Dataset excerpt
— Start —
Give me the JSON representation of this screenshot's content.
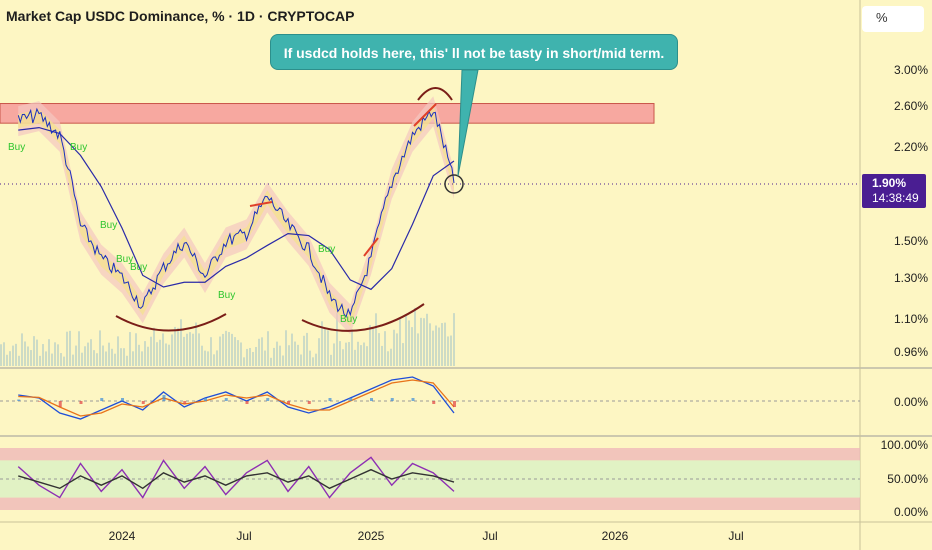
{
  "header": {
    "title": "Market Cap USDC Dominance, % · 1D · CRYPTOCAP",
    "scale_button": "%"
  },
  "annotation": {
    "text": "If usdcd holds here, this' ll not be tasty in short/mid term."
  },
  "price_badge": {
    "value": "1.90%",
    "countdown": "14:38:49",
    "color": "#4a1e92"
  },
  "chart_data": [
    {
      "type": "line",
      "title": "Market Cap USDC Dominance, % · 1D · CRYPTOCAP",
      "y_scale": "log",
      "yticks": [
        "0.96%",
        "1.10%",
        "1.30%",
        "1.50%",
        "1.90%",
        "2.20%",
        "2.60%",
        "3.00%"
      ],
      "xticks": [
        "2024",
        "Jul",
        "2025",
        "Jul",
        "2026",
        "Jul"
      ],
      "x": [
        "2023-08",
        "2023-09",
        "2023-10",
        "2023-11",
        "2023-12",
        "2024-01",
        "2024-02",
        "2024-03",
        "2024-04",
        "2024-05",
        "2024-06",
        "2024-07",
        "2024-08",
        "2024-09",
        "2024-10",
        "2024-11",
        "2024-12",
        "2025-01",
        "2025-02",
        "2025-03",
        "2025-04",
        "2025-05"
      ],
      "series": [
        {
          "values": [
            2.45,
            2.5,
            2.3,
            1.6,
            1.4,
            1.3,
            1.15,
            1.35,
            1.5,
            1.3,
            1.5,
            1.55,
            1.8,
            1.6,
            1.45,
            1.2,
            1.1,
            1.4,
            1.9,
            2.3,
            2.55,
            1.9
          ]
        }
      ],
      "resistance_zone": {
        "low": 2.42,
        "high": 2.62,
        "color": "#f7a8a0"
      },
      "colors": {
        "price": "#1a2fbf",
        "baseline": "#2a2aa8",
        "volume": "#c7d8c7",
        "arc": "#7a1e18"
      },
      "buy_signal_label": "Buy",
      "grid": false
    },
    {
      "type": "line",
      "yticks": [
        "0.00%"
      ],
      "series": [
        {
          "values": [
            0.02,
            0.01,
            -0.04,
            -0.06,
            -0.03,
            0.0,
            -0.03,
            0.03,
            -0.02,
            0.01,
            0.03,
            0.0,
            0.03,
            -0.02,
            -0.04,
            -0.02,
            0.01,
            0.04,
            0.07,
            0.08,
            0.05,
            -0.04
          ]
        },
        {
          "values": [
            0.015,
            0.012,
            -0.02,
            -0.05,
            -0.04,
            -0.01,
            -0.02,
            0.01,
            -0.01,
            0.0,
            0.02,
            0.01,
            0.02,
            -0.01,
            -0.03,
            -0.03,
            0.0,
            0.03,
            0.06,
            0.07,
            0.06,
            -0.02
          ]
        }
      ],
      "colors": [
        "#1f4ed8",
        "#e8731a"
      ]
    },
    {
      "type": "line",
      "yticks": [
        "100.00%",
        "50.00%",
        "0.00%"
      ],
      "bands": [
        {
          "low": 80,
          "high": 100,
          "color": "#efb9b9"
        },
        {
          "low": 20,
          "high": 80,
          "color": "#d9f1c4"
        },
        {
          "low": 0,
          "high": 20,
          "color": "#efb9b9"
        }
      ],
      "series": [
        {
          "values": [
            70,
            40,
            20,
            75,
            30,
            65,
            20,
            80,
            35,
            70,
            25,
            60,
            80,
            30,
            70,
            20,
            60,
            85,
            40,
            75,
            60,
            30
          ]
        },
        {
          "values": [
            55,
            45,
            35,
            55,
            40,
            55,
            35,
            60,
            45,
            55,
            40,
            55,
            60,
            45,
            55,
            35,
            50,
            65,
            50,
            60,
            55,
            45
          ]
        }
      ],
      "colors": [
        "#8e2fb3",
        "#333333"
      ]
    }
  ]
}
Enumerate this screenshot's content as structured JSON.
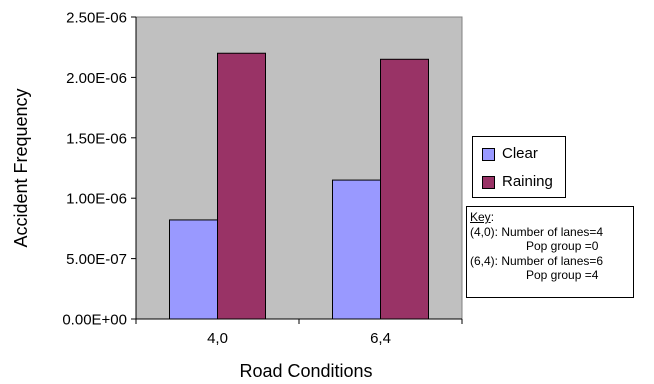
{
  "chart_data": {
    "type": "bar",
    "categories": [
      "4,0",
      "6,4"
    ],
    "series": [
      {
        "name": "Clear",
        "values": [
          8.2e-07,
          1.15e-06
        ],
        "color": "#9999ff"
      },
      {
        "name": "Raining",
        "values": [
          2.2e-06,
          2.15e-06
        ],
        "color": "#993366"
      }
    ],
    "xlabel": "Road Conditions",
    "ylabel": "Accident Frequency",
    "ylim": [
      0,
      2.5e-06
    ],
    "yticks": [
      {
        "value": 0,
        "label": "0.00E+00"
      },
      {
        "value": 5e-07,
        "label": "5.00E-07"
      },
      {
        "value": 1e-06,
        "label": "1.00E-06"
      },
      {
        "value": 1.5e-06,
        "label": "1.50E-06"
      },
      {
        "value": 2e-06,
        "label": "2.00E-06"
      },
      {
        "value": 2.5e-06,
        "label": "2.50E-06"
      }
    ],
    "plot_background": "#c0c0c0",
    "grid": false,
    "legend_position": "right"
  },
  "key": {
    "title": "Key",
    "title_suffix": ":",
    "line1": "(4,0): Number of lanes=4",
    "line2": "Pop group =0",
    "line3": "(6,4): Number of lanes=6",
    "line4": "Pop group =4"
  }
}
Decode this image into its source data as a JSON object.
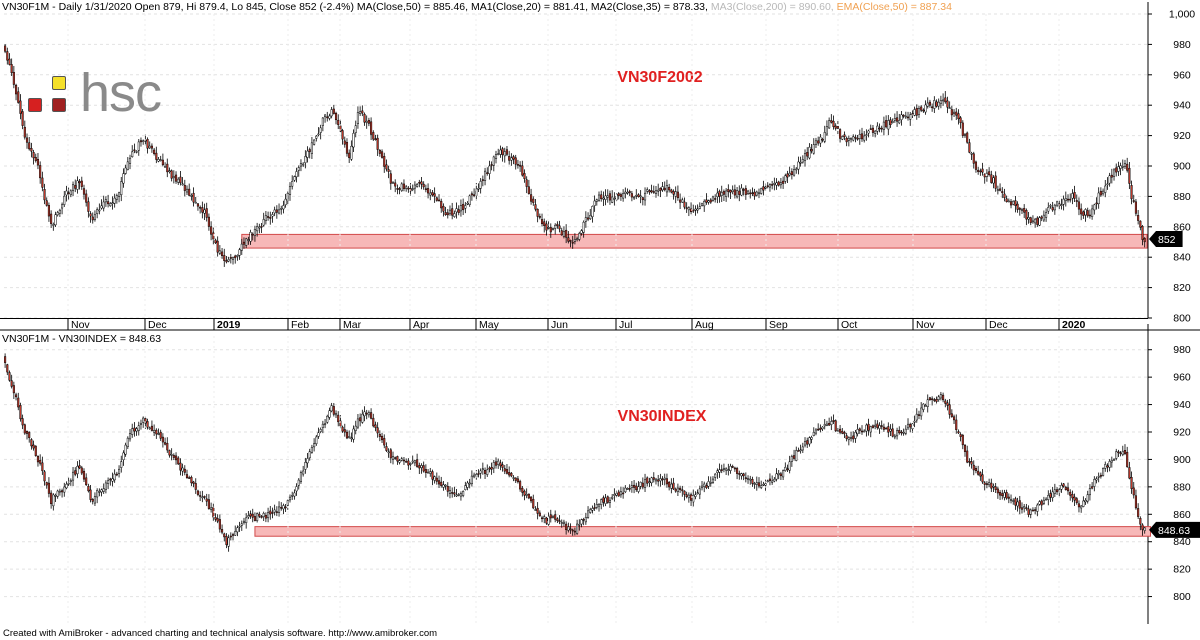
{
  "header_top": {
    "main": "VN30F1M - Daily 1/31/2020 Open 879, Hi 879.4, Lo 845, Close 852 (-2.4%) MA(Close,50) = 885.46, MA1(Close,20) = 881.41, MA2(Close,35) = 878.33,",
    "ma3": "MA3(Close,200) = 890.60,",
    "ema": "EMA(Close,50) = 887.34"
  },
  "header_bottom": "VN30F1M - VN30INDEX = 848.63",
  "logo": {
    "text": "hsc"
  },
  "footer": "Created with AmiBroker - advanced charting and technical analysis software. http://www.amibroker.com",
  "colors": {
    "up_candle": "#ffffff",
    "down_candle": "#c0392b",
    "support_fill": "#f7b8b8",
    "support_stroke": "#d24a4a",
    "label_red": "#e02020",
    "ma3_text": "#b8b8b8",
    "ema_text": "#f0a050"
  },
  "chart_data": [
    {
      "type": "candlestick",
      "title": "VN30F2002",
      "ylim": [
        800,
        1000
      ],
      "y_ticks": [
        "800",
        "820",
        "840",
        "860",
        "880",
        "900",
        "920",
        "940",
        "960",
        "980",
        "1,000"
      ],
      "x_ticks": [
        "Nov",
        "Dec",
        "2019",
        "Feb",
        "Mar",
        "Apr",
        "May",
        "Jun",
        "Jul",
        "Aug",
        "Sep",
        "Oct",
        "Nov",
        "Dec",
        "2020"
      ],
      "x_ticks_bold": [
        "2019",
        "2020"
      ],
      "last_value_label": "852",
      "last_value": 852,
      "support_zone": {
        "from": 846,
        "to": 855
      },
      "trajectory": [
        [
          0,
          980
        ],
        [
          4,
          960
        ],
        [
          10,
          920
        ],
        [
          16,
          900
        ],
        [
          22,
          860
        ],
        [
          28,
          880
        ],
        [
          35,
          890
        ],
        [
          40,
          865
        ],
        [
          46,
          875
        ],
        [
          52,
          880
        ],
        [
          58,
          905
        ],
        [
          64,
          918
        ],
        [
          70,
          905
        ],
        [
          78,
          892
        ],
        [
          86,
          880
        ],
        [
          92,
          870
        ],
        [
          98,
          845
        ],
        [
          102,
          835
        ],
        [
          106,
          840
        ],
        [
          110,
          850
        ],
        [
          116,
          860
        ],
        [
          122,
          868
        ],
        [
          128,
          875
        ],
        [
          134,
          895
        ],
        [
          140,
          910
        ],
        [
          146,
          930
        ],
        [
          150,
          936
        ],
        [
          154,
          925
        ],
        [
          158,
          905
        ],
        [
          162,
          935
        ],
        [
          166,
          930
        ],
        [
          170,
          915
        ],
        [
          174,
          900
        ],
        [
          178,
          888
        ],
        [
          184,
          885
        ],
        [
          190,
          888
        ],
        [
          196,
          880
        ],
        [
          202,
          870
        ],
        [
          208,
          870
        ],
        [
          214,
          880
        ],
        [
          220,
          895
        ],
        [
          226,
          910
        ],
        [
          232,
          905
        ],
        [
          236,
          900
        ],
        [
          240,
          880
        ],
        [
          244,
          868
        ],
        [
          248,
          858
        ],
        [
          252,
          860
        ],
        [
          256,
          855
        ],
        [
          260,
          850
        ],
        [
          264,
          858
        ],
        [
          268,
          870
        ],
        [
          272,
          880
        ],
        [
          278,
          878
        ],
        [
          284,
          882
        ],
        [
          290,
          878
        ],
        [
          296,
          884
        ],
        [
          302,
          886
        ],
        [
          308,
          880
        ],
        [
          314,
          870
        ],
        [
          320,
          875
        ],
        [
          326,
          880
        ],
        [
          332,
          883
        ],
        [
          338,
          884
        ],
        [
          344,
          882
        ],
        [
          350,
          886
        ],
        [
          356,
          890
        ],
        [
          362,
          900
        ],
        [
          368,
          910
        ],
        [
          374,
          920
        ],
        [
          378,
          930
        ],
        [
          382,
          920
        ],
        [
          386,
          916
        ],
        [
          392,
          920
        ],
        [
          398,
          925
        ],
        [
          404,
          928
        ],
        [
          410,
          932
        ],
        [
          416,
          935
        ],
        [
          422,
          940
        ],
        [
          428,
          942
        ],
        [
          432,
          938
        ],
        [
          436,
          930
        ],
        [
          440,
          915
        ],
        [
          444,
          900
        ],
        [
          448,
          895
        ],
        [
          452,
          890
        ],
        [
          456,
          880
        ],
        [
          460,
          876
        ],
        [
          464,
          872
        ],
        [
          468,
          865
        ],
        [
          472,
          862
        ],
        [
          476,
          870
        ],
        [
          480,
          874
        ],
        [
          484,
          876
        ],
        [
          488,
          880
        ],
        [
          492,
          870
        ],
        [
          496,
          868
        ],
        [
          500,
          880
        ],
        [
          504,
          890
        ],
        [
          508,
          898
        ],
        [
          512,
          902
        ],
        [
          515,
          880
        ],
        [
          518,
          866
        ],
        [
          520,
          852
        ]
      ]
    },
    {
      "type": "candlestick",
      "title": "VN30INDEX",
      "ylim": [
        780,
        990
      ],
      "y_ticks": [
        "800",
        "820",
        "840",
        "860",
        "880",
        "900",
        "920",
        "940",
        "960",
        "980"
      ],
      "last_value_label": "848.63",
      "last_value": 848.63,
      "support_zone": {
        "from": 844,
        "to": 851
      },
      "trajectory": [
        [
          0,
          975
        ],
        [
          4,
          955
        ],
        [
          10,
          920
        ],
        [
          16,
          900
        ],
        [
          22,
          870
        ],
        [
          28,
          880
        ],
        [
          35,
          895
        ],
        [
          40,
          870
        ],
        [
          46,
          880
        ],
        [
          52,
          890
        ],
        [
          58,
          920
        ],
        [
          64,
          928
        ],
        [
          70,
          920
        ],
        [
          76,
          905
        ],
        [
          82,
          892
        ],
        [
          88,
          878
        ],
        [
          92,
          870
        ],
        [
          98,
          855
        ],
        [
          102,
          838
        ],
        [
          106,
          850
        ],
        [
          110,
          856
        ],
        [
          116,
          858
        ],
        [
          122,
          860
        ],
        [
          128,
          865
        ],
        [
          134,
          880
        ],
        [
          140,
          905
        ],
        [
          146,
          925
        ],
        [
          150,
          938
        ],
        [
          154,
          925
        ],
        [
          158,
          915
        ],
        [
          162,
          928
        ],
        [
          166,
          935
        ],
        [
          170,
          922
        ],
        [
          174,
          910
        ],
        [
          178,
          900
        ],
        [
          184,
          898
        ],
        [
          190,
          896
        ],
        [
          196,
          888
        ],
        [
          202,
          880
        ],
        [
          208,
          875
        ],
        [
          214,
          886
        ],
        [
          220,
          892
        ],
        [
          226,
          898
        ],
        [
          232,
          888
        ],
        [
          236,
          880
        ],
        [
          240,
          872
        ],
        [
          244,
          860
        ],
        [
          248,
          856
        ],
        [
          252,
          858
        ],
        [
          256,
          852
        ],
        [
          260,
          848
        ],
        [
          264,
          855
        ],
        [
          268,
          862
        ],
        [
          272,
          868
        ],
        [
          278,
          872
        ],
        [
          284,
          878
        ],
        [
          290,
          880
        ],
        [
          296,
          886
        ],
        [
          302,
          884
        ],
        [
          308,
          878
        ],
        [
          314,
          872
        ],
        [
          320,
          880
        ],
        [
          326,
          890
        ],
        [
          332,
          895
        ],
        [
          338,
          888
        ],
        [
          344,
          882
        ],
        [
          350,
          886
        ],
        [
          356,
          890
        ],
        [
          362,
          905
        ],
        [
          368,
          915
        ],
        [
          374,
          925
        ],
        [
          378,
          928
        ],
        [
          382,
          918
        ],
        [
          386,
          915
        ],
        [
          392,
          922
        ],
        [
          398,
          925
        ],
        [
          404,
          920
        ],
        [
          410,
          918
        ],
        [
          416,
          930
        ],
        [
          422,
          942
        ],
        [
          428,
          945
        ],
        [
          432,
          935
        ],
        [
          436,
          920
        ],
        [
          440,
          900
        ],
        [
          444,
          890
        ],
        [
          448,
          884
        ],
        [
          452,
          878
        ],
        [
          456,
          875
        ],
        [
          460,
          872
        ],
        [
          464,
          866
        ],
        [
          468,
          862
        ],
        [
          472,
          866
        ],
        [
          476,
          870
        ],
        [
          480,
          878
        ],
        [
          484,
          880
        ],
        [
          488,
          870
        ],
        [
          492,
          864
        ],
        [
          496,
          878
        ],
        [
          500,
          888
        ],
        [
          504,
          896
        ],
        [
          508,
          904
        ],
        [
          512,
          905
        ],
        [
          515,
          880
        ],
        [
          518,
          858
        ],
        [
          520,
          848.63
        ]
      ]
    }
  ]
}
— End —
● Problem statement: Filter the records for lines holding the string "CRYPTOCAP". Copy each one.

● Written response:
    "title": "Market Cap USDC Dominance, % · 1D · CRYPTOCAP",
      "title": "Market Cap USDC Dominance, % · 1D · CRYPTOCAP",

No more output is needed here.